> PROBLEM TO WORK ON: Set down the material below in full, matching it exactly.

> DATA EXCERPTS:
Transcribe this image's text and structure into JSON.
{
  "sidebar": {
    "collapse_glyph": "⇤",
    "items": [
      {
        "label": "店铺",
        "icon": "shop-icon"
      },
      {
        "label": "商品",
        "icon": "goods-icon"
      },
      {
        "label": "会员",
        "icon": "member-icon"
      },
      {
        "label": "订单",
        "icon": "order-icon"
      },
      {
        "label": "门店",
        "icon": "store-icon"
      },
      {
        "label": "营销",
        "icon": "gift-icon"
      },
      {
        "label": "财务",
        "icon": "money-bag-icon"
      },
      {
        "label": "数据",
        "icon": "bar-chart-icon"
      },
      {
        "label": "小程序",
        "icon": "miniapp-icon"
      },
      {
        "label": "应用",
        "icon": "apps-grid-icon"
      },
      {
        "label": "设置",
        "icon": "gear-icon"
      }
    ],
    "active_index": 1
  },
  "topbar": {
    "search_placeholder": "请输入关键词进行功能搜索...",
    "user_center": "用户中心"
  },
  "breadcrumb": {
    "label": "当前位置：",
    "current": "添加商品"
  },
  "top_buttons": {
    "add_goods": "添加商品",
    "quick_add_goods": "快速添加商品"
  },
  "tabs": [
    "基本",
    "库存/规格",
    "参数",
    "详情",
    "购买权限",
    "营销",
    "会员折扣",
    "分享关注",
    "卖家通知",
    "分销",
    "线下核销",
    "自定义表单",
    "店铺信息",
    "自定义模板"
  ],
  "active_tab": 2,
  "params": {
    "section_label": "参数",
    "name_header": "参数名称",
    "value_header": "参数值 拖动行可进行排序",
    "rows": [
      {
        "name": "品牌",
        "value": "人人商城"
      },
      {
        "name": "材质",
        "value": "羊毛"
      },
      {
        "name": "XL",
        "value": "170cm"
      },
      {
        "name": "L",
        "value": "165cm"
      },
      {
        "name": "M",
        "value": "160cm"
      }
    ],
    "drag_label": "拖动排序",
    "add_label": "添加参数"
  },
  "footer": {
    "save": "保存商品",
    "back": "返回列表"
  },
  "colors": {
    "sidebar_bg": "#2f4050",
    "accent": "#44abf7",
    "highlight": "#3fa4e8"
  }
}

> OUTPUT FOR THIS EXERCISE:
Transcribe this image's text and structure into JSON.
{
  "sidebar": {
    "collapse_glyph": "⇤",
    "items": [
      {
        "label": "店铺",
        "icon": "shop-icon"
      },
      {
        "label": "商品",
        "icon": "goods-icon"
      },
      {
        "label": "会员",
        "icon": "member-icon"
      },
      {
        "label": "订单",
        "icon": "order-icon"
      },
      {
        "label": "门店",
        "icon": "store-icon"
      },
      {
        "label": "营销",
        "icon": "gift-icon"
      },
      {
        "label": "财务",
        "icon": "money-bag-icon"
      },
      {
        "label": "数据",
        "icon": "bar-chart-icon"
      },
      {
        "label": "小程序",
        "icon": "miniapp-icon"
      },
      {
        "label": "应用",
        "icon": "apps-grid-icon"
      },
      {
        "label": "设置",
        "icon": "gear-icon"
      }
    ],
    "active_index": 1
  },
  "topbar": {
    "search_placeholder": "请输入关键词进行功能搜索...",
    "user_center": "用户中心"
  },
  "breadcrumb": {
    "label": "当前位置：",
    "current": "添加商品"
  },
  "top_buttons": {
    "add_goods": "添加商品",
    "quick_add_goods": "快速添加商品"
  },
  "tabs": [
    "基本",
    "库存/规格",
    "参数",
    "详情",
    "购买权限",
    "营销",
    "会员折扣",
    "分享关注",
    "卖家通知",
    "分销",
    "线下核销",
    "自定义表单",
    "店铺信息",
    "自定义模板"
  ],
  "active_tab": 2,
  "params": {
    "section_label": "参数",
    "name_header": "参数名称",
    "value_header": "参数值 拖动行可进行排序",
    "rows": [
      {
        "name": "品牌",
        "value": "人人商城"
      },
      {
        "name": "材质",
        "value": "羊毛"
      },
      {
        "name": "XL",
        "value": "170cm"
      },
      {
        "name": "L",
        "value": "165cm"
      },
      {
        "name": "M",
        "value": "160cm"
      }
    ],
    "drag_label": "拖动排序",
    "add_label": "添加参数"
  },
  "footer": {
    "save": "保存商品",
    "back": "返回列表"
  },
  "colors": {
    "sidebar_bg": "#2f4050",
    "accent": "#44abf7",
    "highlight": "#3fa4e8"
  }
}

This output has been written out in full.